** BEGIN **

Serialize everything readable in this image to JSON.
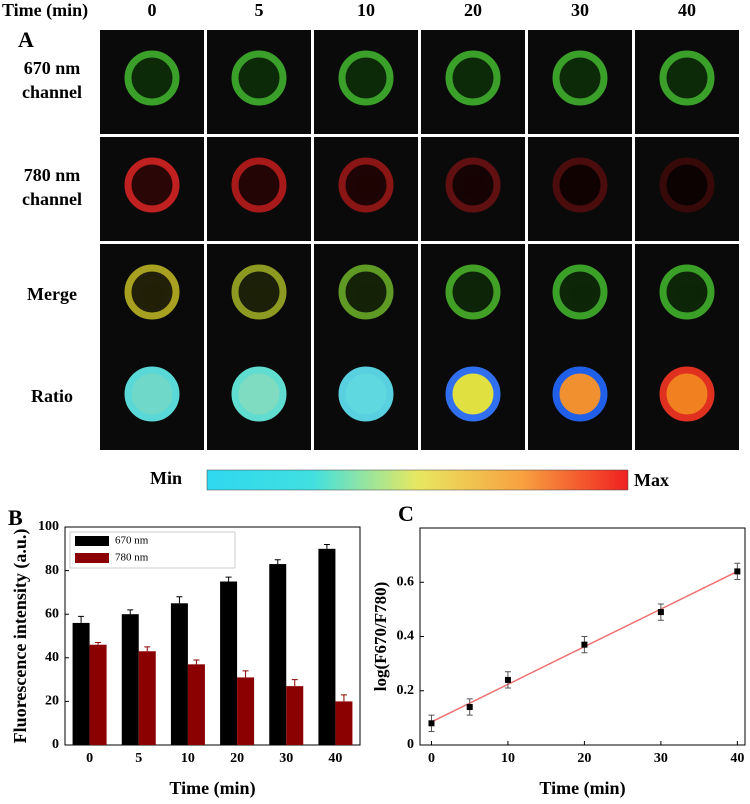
{
  "panel_a": {
    "letter": "A",
    "time_label": "Time (min)",
    "times": [
      "0",
      "5",
      "10",
      "20",
      "30",
      "40"
    ],
    "rows": [
      {
        "label": [
          "670 nm",
          "channel"
        ],
        "ring": [
          "#3aa02a",
          "#3aa02a",
          "#3aa02a",
          "#3aa02a",
          "#3aa02a",
          "#3aa02a"
        ],
        "core": [
          "#0d2a08",
          "#0d2a08",
          "#0d2a08",
          "#0d2a08",
          "#0d2a08",
          "#0d2a08"
        ]
      },
      {
        "label": [
          "780 nm",
          "channel"
        ],
        "ring": [
          "#c02020",
          "#a81a1a",
          "#8a1515",
          "#601010",
          "#4a0c0c",
          "#380909"
        ],
        "core": [
          "#2a0606",
          "#240505",
          "#1e0404",
          "#160303",
          "#110202",
          "#0c0202"
        ]
      },
      {
        "label": [
          "Merge"
        ],
        "ring": [
          "#a8a020",
          "#8c9a22",
          "#5e9a24",
          "#42a026",
          "#3aa028",
          "#3aa028"
        ],
        "core": [
          "#222008",
          "#1c2008",
          "#142208",
          "#0e2408",
          "#0d2608",
          "#0d2608"
        ]
      },
      {
        "label": [
          "Ratio"
        ],
        "ring": [
          "#5ad8d8",
          "#60dcd0",
          "#58d0e0",
          "#3070f0",
          "#2060e8",
          "#e03020"
        ],
        "core": [
          "#70d8c8",
          "#80dcc0",
          "#60d8e0",
          "#e0e040",
          "#f09030",
          "#f08020"
        ]
      }
    ],
    "colorbar": {
      "min": "Min",
      "max": "Max",
      "colors": [
        "#30d8f0",
        "#40e0e0",
        "#e8e860",
        "#f8a040",
        "#f02020"
      ]
    }
  },
  "chart_data": [
    {
      "type": "bar",
      "letter": "B",
      "categories": [
        "0",
        "5",
        "10",
        "20",
        "30",
        "40"
      ],
      "series": [
        {
          "name": "670 nm",
          "color": "#000000",
          "values": [
            56,
            60,
            65,
            75,
            83,
            90
          ],
          "errors": [
            3,
            2,
            3,
            2,
            2,
            2
          ]
        },
        {
          "name": "780 nm",
          "color": "#8b0000",
          "values": [
            46,
            43,
            37,
            31,
            27,
            20
          ],
          "errors": [
            1,
            2,
            2,
            3,
            3,
            3
          ]
        }
      ],
      "xlabel": "Time (min)",
      "ylabel": "Fluorescence intensity (a.u.)",
      "ylim": [
        0,
        100
      ],
      "yticks": [
        0,
        20,
        40,
        60,
        80,
        100
      ],
      "legend": "upper-left"
    },
    {
      "type": "scatter",
      "letter": "C",
      "x": [
        0,
        5,
        10,
        20,
        30,
        40
      ],
      "series": [
        {
          "color": "#000000",
          "values": [
            0.08,
            0.14,
            0.24,
            0.37,
            0.49,
            0.64
          ],
          "errors": [
            0.03,
            0.03,
            0.03,
            0.03,
            0.03,
            0.03
          ]
        }
      ],
      "fit": {
        "x": [
          0,
          40
        ],
        "y": [
          0.085,
          0.64
        ],
        "color": "#f07070"
      },
      "xlabel": "Time (min)",
      "ylabel": "log(F670/F780)",
      "xlim": [
        -1.5,
        41
      ],
      "xticks": [
        0,
        10,
        20,
        30,
        40
      ],
      "ylim": [
        0,
        0.8
      ],
      "yticks": [
        0,
        0.2,
        0.4,
        0.6
      ]
    }
  ]
}
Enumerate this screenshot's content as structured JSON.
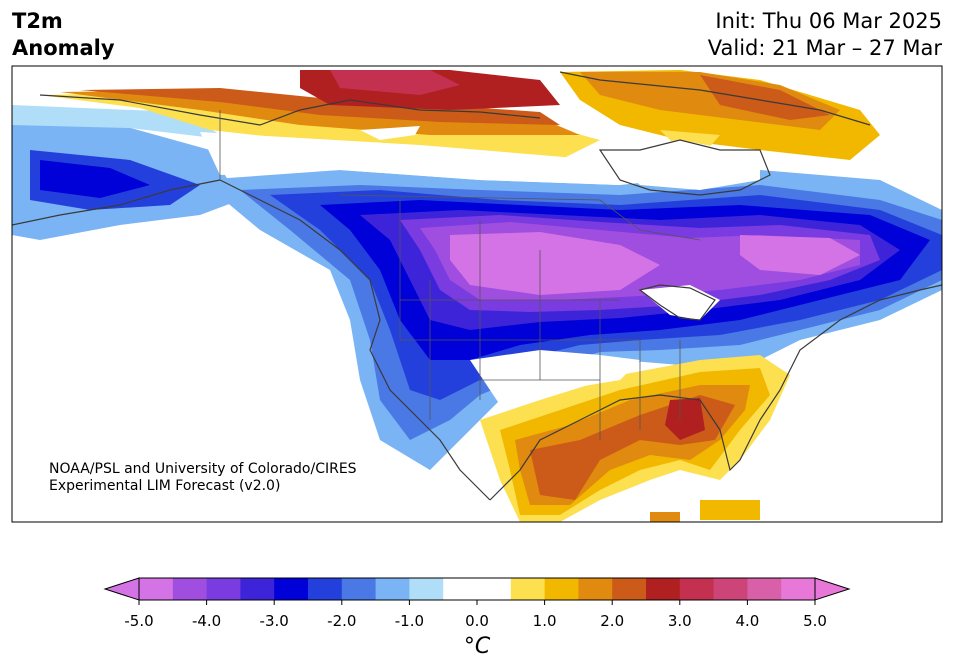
{
  "title": {
    "line1": "T2m",
    "line2": "Anomaly"
  },
  "dates": {
    "init": "Init: Thu 06 Mar 2025",
    "valid": "Valid: 21 Mar – 27 Mar"
  },
  "credit": {
    "line1": "NOAA/PSL and University of Colorado/CIRES",
    "line2": "Experimental LIM Forecast (v2.0)"
  },
  "colorbar": {
    "unit_label": "°C",
    "tick_labels": [
      "-5.0",
      "-4.0",
      "-3.0",
      "-2.0",
      "-1.0",
      "0.0",
      "1.0",
      "2.0",
      "3.0",
      "4.0",
      "5.0"
    ],
    "colors": [
      "#d473e6",
      "#a04ee0",
      "#7a3be0",
      "#3d24d8",
      "#0000d8",
      "#2440dc",
      "#4a78e4",
      "#7ab4f4",
      "#b0def8",
      "#ffffff",
      "#ffffff",
      "#fce050",
      "#f2b800",
      "#e08a10",
      "#cc5a18",
      "#b02020",
      "#c43050",
      "#cc4478",
      "#d860a8",
      "#e878d8"
    ],
    "under_color": "#d473e6",
    "over_color": "#e878d8"
  },
  "colors": {
    "very_cold": "#d473e6",
    "cold_purple": "#a04ee0",
    "cold_blue": "#0000d8",
    "cool_blue": "#4a78e4",
    "light_blue": "#b0def8",
    "neutral": "#ffffff",
    "warm_yellow": "#fce050",
    "warm_orange": "#e08a10",
    "hot_red": "#b02020"
  }
}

** END **

◆ What the task requires ◆
Lines of the material that contain the word "this" are to be gathered.

◆ Response to the exercise ◆
Serialize everything readable in this image to JSON.
Enumerate this screenshot's content as structured JSON.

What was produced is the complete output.